→ **What the task requires**: Where the string "Direct" occurs in the material below, report the whole line.

→ **Source data**:
— begin —
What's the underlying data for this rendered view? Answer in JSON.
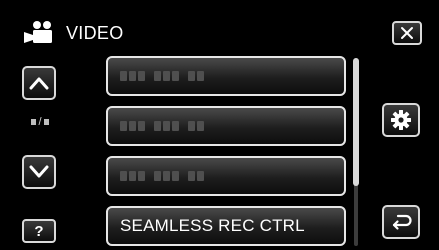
{
  "header": {
    "icon": "video-camera-icon",
    "title": "VIDEO"
  },
  "nav": {
    "page_indicator": "▪/▪",
    "help_label": "?"
  },
  "menu": {
    "items": [
      {
        "label": "",
        "placeholder": true
      },
      {
        "label": "",
        "placeholder": true
      },
      {
        "label": "",
        "placeholder": true
      },
      {
        "label": "SEAMLESS REC CTRL",
        "placeholder": false
      }
    ]
  },
  "scrollbar": {
    "position_fraction": 0.0,
    "visible_fraction": 0.68
  },
  "icons": {
    "close": "close-icon",
    "up": "chevron-up-icon",
    "down": "chevron-down-icon",
    "settings": "gear-icon",
    "back": "return-arrow-icon"
  }
}
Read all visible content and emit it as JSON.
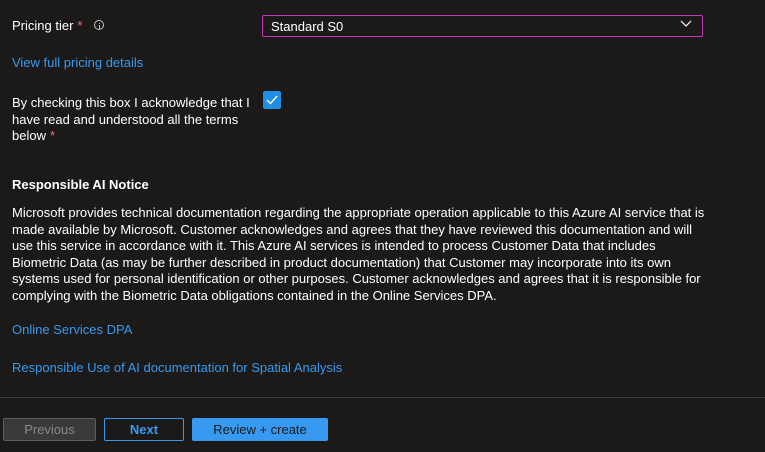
{
  "pricing": {
    "label": "Pricing tier",
    "required_mark": "*",
    "selected_value": "Standard S0",
    "view_details_link": "View full pricing details"
  },
  "acknowledgement": {
    "text": "By checking this box I acknowledge that I have read and understood all the terms below",
    "required_mark": "*",
    "checked": true
  },
  "notice": {
    "heading": "Responsible AI Notice",
    "body": "Microsoft provides technical documentation regarding the appropriate operation applicable to this Azure AI service that is made available by Microsoft. Customer acknowledges and agrees that they have reviewed this documentation and will use this service in accordance with it. This Azure AI services is intended to process Customer Data that includes Biometric Data (as may be further described in product documentation) that Customer may incorporate into its own systems used for personal identification or other purposes. Customer acknowledges and agrees that it is responsible for complying with the Biometric Data obligations contained in the Online Services DPA.",
    "link_dpa": "Online Services DPA",
    "link_responsible_use": "Responsible Use of AI documentation for Spatial Analysis"
  },
  "footer": {
    "previous_label": "Previous",
    "next_label": "Next",
    "create_label": "Review + create"
  },
  "colors": {
    "background": "#1b1a19",
    "link": "#3899f0",
    "required": "#f1707b",
    "focus_border": "#c239b3",
    "checkbox": "#1f8fe6"
  }
}
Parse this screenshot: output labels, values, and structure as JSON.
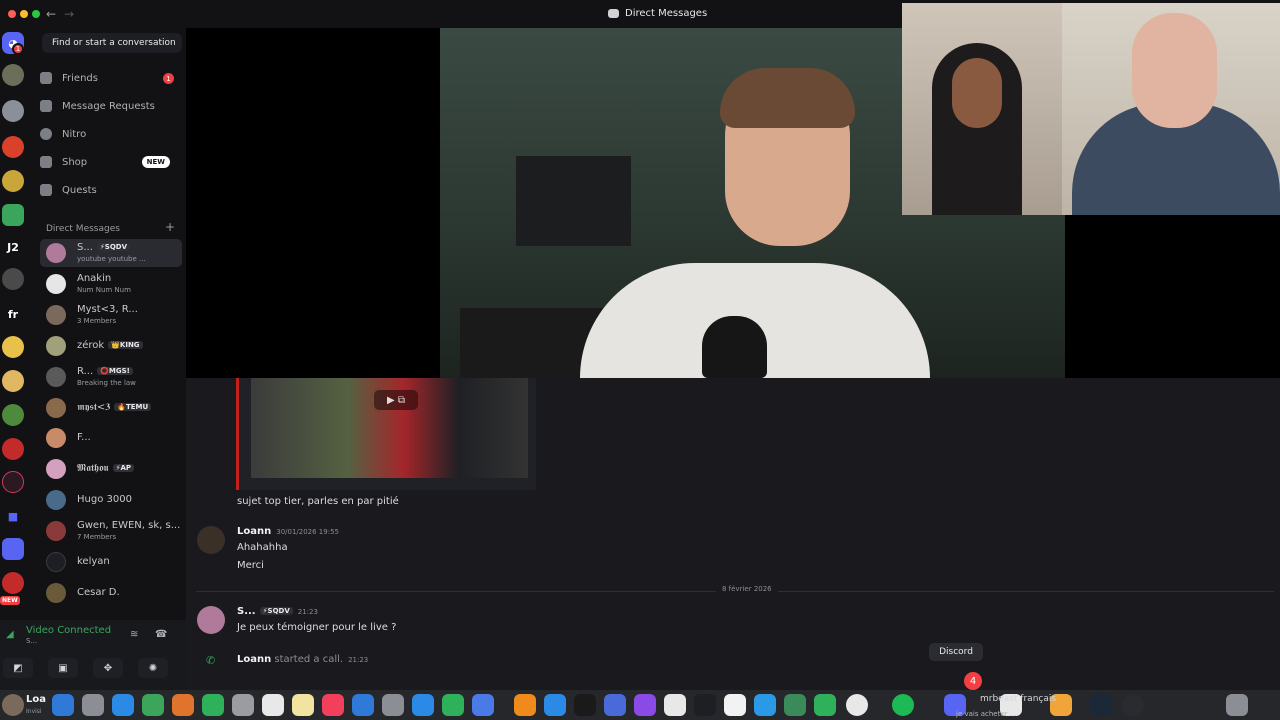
{
  "window": {
    "title": "Direct Messages"
  },
  "colors": {
    "accent": "#5865f2",
    "online": "#3ba55c",
    "badge": "#f23f43",
    "bg": "#1a1a1e",
    "sidebar": "#121214"
  },
  "rail": {
    "home_badge": "1",
    "labels": {
      "j2": "J2",
      "fr": "fr"
    },
    "new_label": "NEW"
  },
  "sidebar": {
    "search_label": "Find or start a conversation",
    "nav": [
      {
        "label": "Friends",
        "icon": "friends-icon",
        "badge": "1"
      },
      {
        "label": "Message Requests",
        "icon": "envelope-icon"
      },
      {
        "label": "Nitro",
        "icon": "nitro-icon"
      },
      {
        "label": "Shop",
        "icon": "shop-icon",
        "pill": "NEW"
      },
      {
        "label": "Quests",
        "icon": "quests-icon"
      }
    ],
    "dm_header": "Direct Messages",
    "dms": [
      {
        "name": "S...",
        "tag": "⚡SQDV",
        "sub": "youtube youtube ..."
      },
      {
        "name": "Anakin",
        "sub": "Num Num Num"
      },
      {
        "name": "Myst<3, R...",
        "sub": "3 Members"
      },
      {
        "name": "zérok",
        "tag": "👑KING"
      },
      {
        "name": "R...",
        "tag": "⭕MGS!",
        "sub": "Breaking the law"
      },
      {
        "name": "𝖒𝖞𝖘𝖙<𝟑",
        "tag": "🔥TEMU"
      },
      {
        "name": "F..."
      },
      {
        "name": "𝕸𝖆𝖙𝖍𝖔𝖚",
        "tag": "⚡AP"
      },
      {
        "name": "Hugo 3000"
      },
      {
        "name": "Gwen, EWEN, sk, s...",
        "sub": "7 Members"
      },
      {
        "name": "kelyan"
      },
      {
        "name": "Cesar D."
      }
    ]
  },
  "voice": {
    "title": "Video Connected",
    "sub": "S..."
  },
  "messages": {
    "m1_text": "sujet top tier, parles en par pitié",
    "m2_author": "Loann",
    "m2_time": "30/01/2026 19:55",
    "m2_line1": "Ahahahha",
    "m2_line2": "Merci",
    "date_divider": "8 février 2026",
    "m3_author": "S...",
    "m3_tag": "⚡SQDV",
    "m3_time": "21:23",
    "m3_text": "Je peux témoigner pour le live ?",
    "call_author": "Loann",
    "call_text": "started a call.",
    "call_time": "21:23"
  },
  "tooltip": "Discord",
  "dock": {
    "discord_badge": "4",
    "user_name": "Loa",
    "user_sub": "Invisi",
    "notif_text": "mrbeast français",
    "notif_sub": "je vais acheter ..."
  }
}
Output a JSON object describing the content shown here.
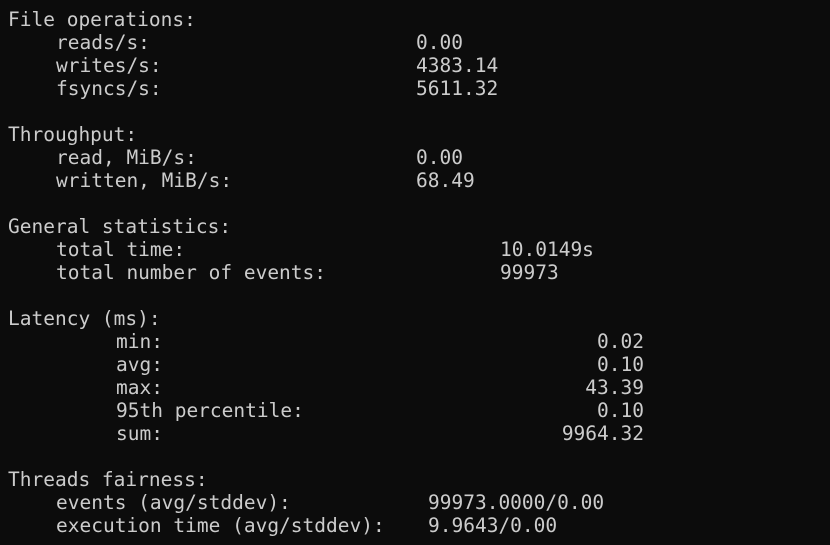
{
  "file_operations": {
    "header": "File operations:",
    "rows": [
      {
        "label": "reads/s:",
        "value": "0.00"
      },
      {
        "label": "writes/s:",
        "value": "4383.14"
      },
      {
        "label": "fsyncs/s:",
        "value": "5611.32"
      }
    ]
  },
  "throughput": {
    "header": "Throughput:",
    "rows": [
      {
        "label": "read, MiB/s:",
        "value": "0.00"
      },
      {
        "label": "written, MiB/s:",
        "value": "68.49"
      }
    ]
  },
  "general_statistics": {
    "header": "General statistics:",
    "rows": [
      {
        "label": "total time:",
        "value": "10.0149s"
      },
      {
        "label": "total number of events:",
        "value": "99973"
      }
    ]
  },
  "latency": {
    "header": "Latency (ms):",
    "rows": [
      {
        "label": "min:",
        "value": "0.02"
      },
      {
        "label": "avg:",
        "value": "0.10"
      },
      {
        "label": "max:",
        "value": "43.39"
      },
      {
        "label": "95th percentile:",
        "value": "0.10"
      },
      {
        "label": "sum:",
        "value": "9964.32"
      }
    ]
  },
  "threads_fairness": {
    "header": "Threads fairness:",
    "rows": [
      {
        "label": "events (avg/stddev):",
        "value": "99973.0000/0.00"
      },
      {
        "label": "execution time (avg/stddev):",
        "value": "9.9643/0.00"
      }
    ]
  }
}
— end —
→ **The response**:
    "title": "Direct Messages"
    "dm_header": "Direct Messages",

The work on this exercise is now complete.